In the lines below, how many hold the word "Improvement"? Answer only with the number.

— Start The input —

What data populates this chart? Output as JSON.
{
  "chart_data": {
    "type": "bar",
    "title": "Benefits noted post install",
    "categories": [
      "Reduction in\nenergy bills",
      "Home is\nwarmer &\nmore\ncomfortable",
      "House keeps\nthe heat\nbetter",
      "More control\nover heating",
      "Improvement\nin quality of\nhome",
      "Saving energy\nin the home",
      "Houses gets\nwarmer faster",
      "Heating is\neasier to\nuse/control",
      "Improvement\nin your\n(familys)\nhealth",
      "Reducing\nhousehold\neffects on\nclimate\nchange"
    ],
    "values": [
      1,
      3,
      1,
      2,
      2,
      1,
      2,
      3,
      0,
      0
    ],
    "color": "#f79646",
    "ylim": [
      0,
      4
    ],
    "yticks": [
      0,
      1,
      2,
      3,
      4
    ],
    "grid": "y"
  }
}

— End The input —

● **Answer**
2